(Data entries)

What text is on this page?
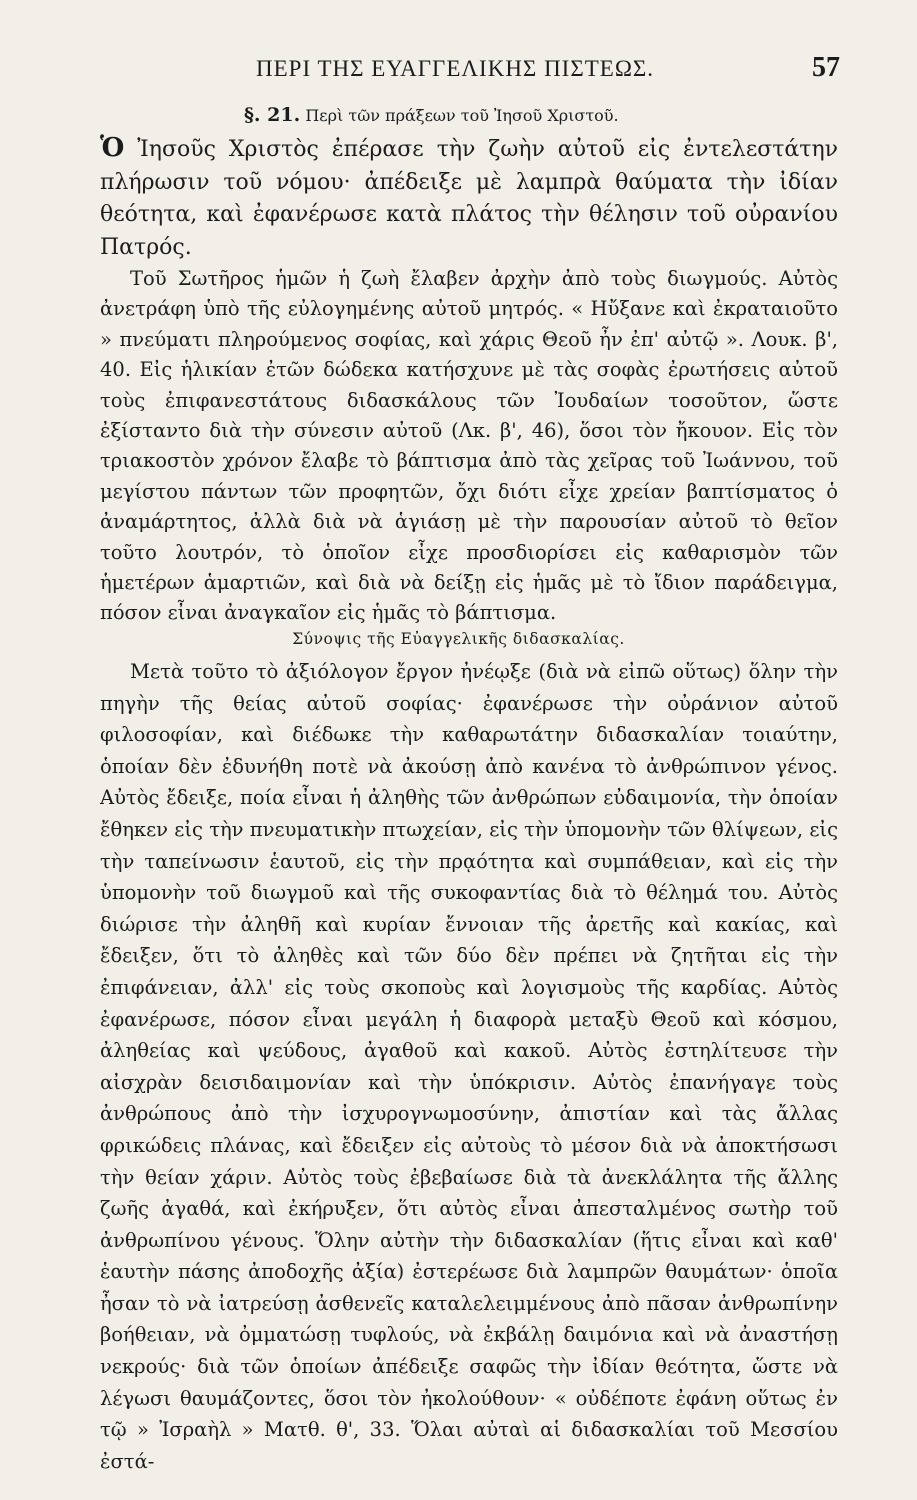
ΠΕΡΙ ΤΗΣ ΕΥΑΓΓΕΛΙΚΗΣ ΠΙΣΤΕΩΣ.	57
§. 21. Περὶ τῶν πράξεων τοῦ Ἰησοῦ Χριστοῦ.

Ὁ Ἰησοῦς Χριστὸς ἐπέρασε τὴν ζωὴν αὐτοῦ εἰς ἐντελεστάτην πλήρωσιν τοῦ νόμου· ἀπέδειξε μὲ λαμπρὰ θαύματα τὴν ἰδίαν θεότητα, καὶ ἐφανέρωσε κατὰ πλάτος τὴν θέλησιν τοῦ οὐρανίου Πατρός.

Τοῦ Σωτῆρος ἡμῶν ἡ ζωὴ ἔλαβεν ἀρχὴν ἀπὸ τοὺς διωγμούς. Αὐτὸς ἀνετράφη ὑπὸ τῆς εὐλογημένης αὐτοῦ μητρός. « Ηὔξανε καὶ ἐκραταιοῦτο » πνεύματι πληρούμενος σοφίας, καὶ χάρις Θεοῦ ἦν ἐπ' αὐτῷ ». Λουκ. β', 40. Εἰς ἡλικίαν ἐτῶν δώδεκα κατήσχυνε μὲ τὰς σοφὰς ἐρωτήσεις αὐτοῦ τοὺς ἐπιφανεστάτους διδασκάλους τῶν Ἰουδαίων τοσοῦτον, ὥστε ἐξίσταντο διὰ τὴν σύνεσιν αὐτοῦ (Λκ. β', 46), ὅσοι τὸν ἤκουον. Εἰς τὸν τριακοστὸν χρόνον ἔλαβε τὸ βάπτισμα ἀπὸ τὰς χεῖρας τοῦ Ἰωάννου, τοῦ μεγίστου πάντων τῶν προφητῶν, ὄχι διότι εἶχε χρείαν βαπτίσματος ὁ ἀναμάρτητος, ἀλλὰ διὰ νὰ ἁγιάσῃ μὲ τὴν παρουσίαν αὐτοῦ τὸ θεῖον τοῦτο λουτρόν, τὸ ὁποῖον εἶχε προσδιορίσει εἰς καθαρισμὸν τῶν ἡμετέρων ἁμαρτιῶν, καὶ διὰ νὰ δείξῃ εἰς ἡμᾶς μὲ τὸ ἴδιον παράδειγμα, πόσον εἶναι ἀναγκαῖον εἰς ἡμᾶς τὸ βάπτισμα.

Σύνοψις τῆς Εὐαγγελικῆς διδασκαλίας.

Μετὰ τοῦτο τὸ ἀξιόλογον ἔργον ἠνέῳξε (διὰ νὰ εἰπῶ οὕτως) ὅλην τὴν πηγὴν τῆς θείας αὐτοῦ σοφίας· ἐφανέρωσε τὴν οὐράνιον αὐτοῦ φιλοσοφίαν, καὶ διέδωκε τὴν καθαρωτάτην διδασκαλίαν τοιαύτην, ὁποίαν δὲν ἐδυνήθη ποτὲ νὰ ἀκούσῃ ἀπὸ κανένα τὸ ἀνθρώπινον γένος. Αὐτὸς ἔδειξε, ποία εἶναι ἡ ἀληθὴς τῶν ἀνθρώπων εὐδαιμονία, τὴν ὁποίαν ἔθηκεν εἰς τὴν πνευματικὴν πτωχείαν, εἰς τὴν ὑπομονὴν τῶν θλίψεων, εἰς τὴν ταπείνωσιν ἑαυτοῦ, εἰς τὴν πρᾳότητα καὶ συμπάθειαν, καὶ εἰς τὴν ὑπομονὴν τοῦ διωγμοῦ καὶ τῆς συκοφαντίας διὰ τὸ θέλημά του. Αὐτὸς διώρισε τὴν ἀληθῆ καὶ κυρίαν ἔννοιαν τῆς ἀρετῆς καὶ κακίας, καὶ ἔδειξεν, ὅτι τὸ ἀληθὲς καὶ τῶν δύο δὲν πρέπει νὰ ζητῆται εἰς τὴν ἐπιφάνειαν, ἀλλ' εἰς τοὺς σκοποὺς καὶ λογισμοὺς τῆς καρδίας. Αὐτὸς ἐφανέρωσε, πόσον εἶναι μεγάλη ἡ διαφορὰ μεταξὺ Θεοῦ καὶ κόσμου, ἀληθείας καὶ ψεύδους, ἀγαθοῦ καὶ κακοῦ. Αὐτὸς ἐστηλίτευσε τὴν αἰσχρὰν δεισιδαιμονίαν καὶ τὴν ὑπόκρισιν. Αὐτὸς ἐπανήγαγε τοὺς ἀνθρώπους ἀπὸ τὴν ἰσχυρογνωμοσύνην, ἀπιστίαν καὶ τὰς ἄλλας φρικώδεις πλάνας, καὶ ἔδειξεν εἰς αὐτοὺς τὸ μέσον διὰ νὰ ἀποκτήσωσι τὴν θείαν χάριν. Αὐτὸς τοὺς ἐβεβαίωσε διὰ τὰ ἀνεκλάλητα τῆς ἄλλης ζωῆς ἀγαθά, καὶ ἐκήρυξεν, ὅτι αὐτὸς εἶναι ἀπεσταλμένος σωτὴρ τοῦ ἀνθρωπίνου γένους. Ὅλην αὐτὴν τὴν διδασκαλίαν (ἥτις εἶναι καὶ καθ' ἑαυτὴν πάσης ἀποδοχῆς ἀξία) ἐστερέωσε διὰ λαμπρῶν θαυμάτων· ὁποῖα ἦσαν τὸ νὰ ἰατρεύσῃ ἀσθενεῖς καταλελειμμένους ἀπὸ πᾶσαν ἀνθρωπίνην βοήθειαν, νὰ ὀμματώσῃ τυφλούς, νὰ ἐκβάλῃ δαιμόνια καὶ νὰ ἀναστήσῃ νεκρούς· διὰ τῶν ὁποίων ἀπέδειξε σαφῶς τὴν ἰδίαν θεότητα, ὥστε νὰ λέγωσι θαυμάζοντες, ὅσοι τὸν ἠκολούθουν· « οὐδέποτε ἐφάνη οὕτως ἐν τῷ » Ἰσραὴλ » Ματθ. θ', 33. Ὅλαι αὐταὶ αἱ διδασκαλίαι τοῦ Μεσσίου ἐστά-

Goal:
Leave the pictures out and print the records above exactly as they stand.

Result for this exercise:
What text is on this page?
ΠΕΡΙ ΤΗΣ ΕΥΑΓΓΕΛΙΚΗΣ ΠΙΣΤΕΩΣ.	57
§. 21. Περὶ τῶν πράξεων τοῦ Ἰησοῦ Χριστοῦ.

Ὁ Ἰησοῦς Χριστὸς ἐπέρασε τὴν ζωὴν αὐτοῦ εἰς ἐντελεστάτην πλήρωσιν τοῦ νόμου· ἀπέδειξε μὲ λαμπρὰ θαύματα τὴν ἰδίαν θεότητα, καὶ ἐφανέρωσε κατὰ πλάτος τὴν θέλησιν τοῦ οὐρανίου Πατρός.

Τοῦ Σωτῆρος ἡμῶν ἡ ζωὴ ἔλαβεν ἀρχὴν ἀπὸ τοὺς διωγμούς. Αὐτὸς ἀνετράφη ὑπὸ τῆς εὐλογημένης αὐτοῦ μητρός. « Ηὔξανε καὶ ἐκραταιοῦτο » πνεύματι πληρούμενος σοφίας, καὶ χάρις Θεοῦ ἦν ἐπ' αὐτῷ ». Λουκ. β', 40. Εἰς ἡλικίαν ἐτῶν δώδεκα κατήσχυνε μὲ τὰς σοφὰς ἐρωτήσεις αὐτοῦ τοὺς ἐπιφανεστάτους διδασκάλους τῶν Ἰουδαίων τοσοῦτον, ὥστε ἐξίσταντο διὰ τὴν σύνεσιν αὐτοῦ (Λκ. β', 46), ὅσοι τὸν ἤκουον. Εἰς τὸν τριακοστὸν χρόνον ἔλαβε τὸ βάπτισμα ἀπὸ τὰς χεῖρας τοῦ Ἰωάννου, τοῦ μεγίστου πάντων τῶν προφητῶν, ὄχι διότι εἶχε χρείαν βαπτίσματος ὁ ἀναμάρτητος, ἀλλὰ διὰ νὰ ἁγιάσῃ μὲ τὴν παρουσίαν αὐτοῦ τὸ θεῖον τοῦτο λουτρόν, τὸ ὁποῖον εἶχε προσδιορίσει εἰς καθαρισμὸν τῶν ἡμετέρων ἁμαρτιῶν, καὶ διὰ νὰ δείξῃ εἰς ἡμᾶς μὲ τὸ ἴδιον παράδειγμα, πόσον εἶναι ἀναγκαῖον εἰς ἡμᾶς τὸ βάπτισμα.

Σύνοψις τῆς Εὐαγγελικῆς διδασκαλίας.

Μετὰ τοῦτο τὸ ἀξιόλογον ἔργον ἠνέῳξε (διὰ νὰ εἰπῶ οὕτως) ὅλην τὴν πηγὴν τῆς θείας αὐτοῦ σοφίας· ἐφανέρωσε τὴν οὐράνιον αὐτοῦ φιλοσοφίαν, καὶ διέδωκε τὴν καθαρωτάτην διδασκαλίαν τοιαύτην, ὁποίαν δὲν ἐδυνήθη ποτὲ νὰ ἀκούσῃ ἀπὸ κανένα τὸ ἀνθρώπινον γένος. Αὐτὸς ἔδειξε, ποία εἶναι ἡ ἀληθὴς τῶν ἀνθρώπων εὐδαιμονία, τὴν ὁποίαν ἔθηκεν εἰς τὴν πνευματικὴν πτωχείαν, εἰς τὴν ὑπομονὴν τῶν θλίψεων, εἰς τὴν ταπείνωσιν ἑαυτοῦ, εἰς τὴν πρᾳότητα καὶ συμπάθειαν, καὶ εἰς τὴν ὑπομονὴν τοῦ διωγμοῦ καὶ τῆς συκοφαντίας διὰ τὸ θέλημά του. Αὐτὸς διώρισε τὴν ἀληθῆ καὶ κυρίαν ἔννοιαν τῆς ἀρετῆς καὶ κακίας, καὶ ἔδειξεν, ὅτι τὸ ἀληθὲς καὶ τῶν δύο δὲν πρέπει νὰ ζητῆται εἰς τὴν ἐπιφάνειαν, ἀλλ' εἰς τοὺς σκοποὺς καὶ λογισμοὺς τῆς καρδίας. Αὐτὸς ἐφανέρωσε, πόσον εἶναι μεγάλη ἡ διαφορὰ μεταξὺ Θεοῦ καὶ κόσμου, ἀληθείας καὶ ψεύδους, ἀγαθοῦ καὶ κακοῦ. Αὐτὸς ἐστηλίτευσε τὴν αἰσχρὰν δεισιδαιμονίαν καὶ τὴν ὑπόκρισιν. Αὐτὸς ἐπανήγαγε τοὺς ἀνθρώπους ἀπὸ τὴν ἰσχυρογνωμοσύνην, ἀπιστίαν καὶ τὰς ἄλλας φρικώδεις πλάνας, καὶ ἔδειξεν εἰς αὐτοὺς τὸ μέσον διὰ νὰ ἀποκτήσωσι τὴν θείαν χάριν. Αὐτὸς τοὺς ἐβεβαίωσε διὰ τὰ ἀνεκλάλητα τῆς ἄλλης ζωῆς ἀγαθά, καὶ ἐκήρυξεν, ὅτι αὐτὸς εἶναι ἀπεσταλμένος σωτὴρ τοῦ ἀνθρωπίνου γένους. Ὅλην αὐτὴν τὴν διδασκαλίαν (ἥτις εἶναι καὶ καθ' ἑαυτὴν πάσης ἀποδοχῆς ἀξία) ἐστερέωσε διὰ λαμπρῶν θαυμάτων· ὁποῖα ἦσαν τὸ νὰ ἰατρεύσῃ ἀσθενεῖς καταλελειμμένους ἀπὸ πᾶσαν ἀνθρωπίνην βοήθειαν, νὰ ὀμματώσῃ τυφλούς, νὰ ἐκβάλῃ δαιμόνια καὶ νὰ ἀναστήσῃ νεκρούς· διὰ τῶν ὁποίων ἀπέδειξε σαφῶς τὴν ἰδίαν θεότητα, ὥστε νὰ λέγωσι θαυμάζοντες, ὅσοι τὸν ἠκολούθουν· « οὐδέποτε ἐφάνη οὕτως ἐν τῷ » Ἰσραὴλ » Ματθ. θ', 33. Ὅλαι αὐταὶ αἱ διδασκαλίαι τοῦ Μεσσίου ἐστά-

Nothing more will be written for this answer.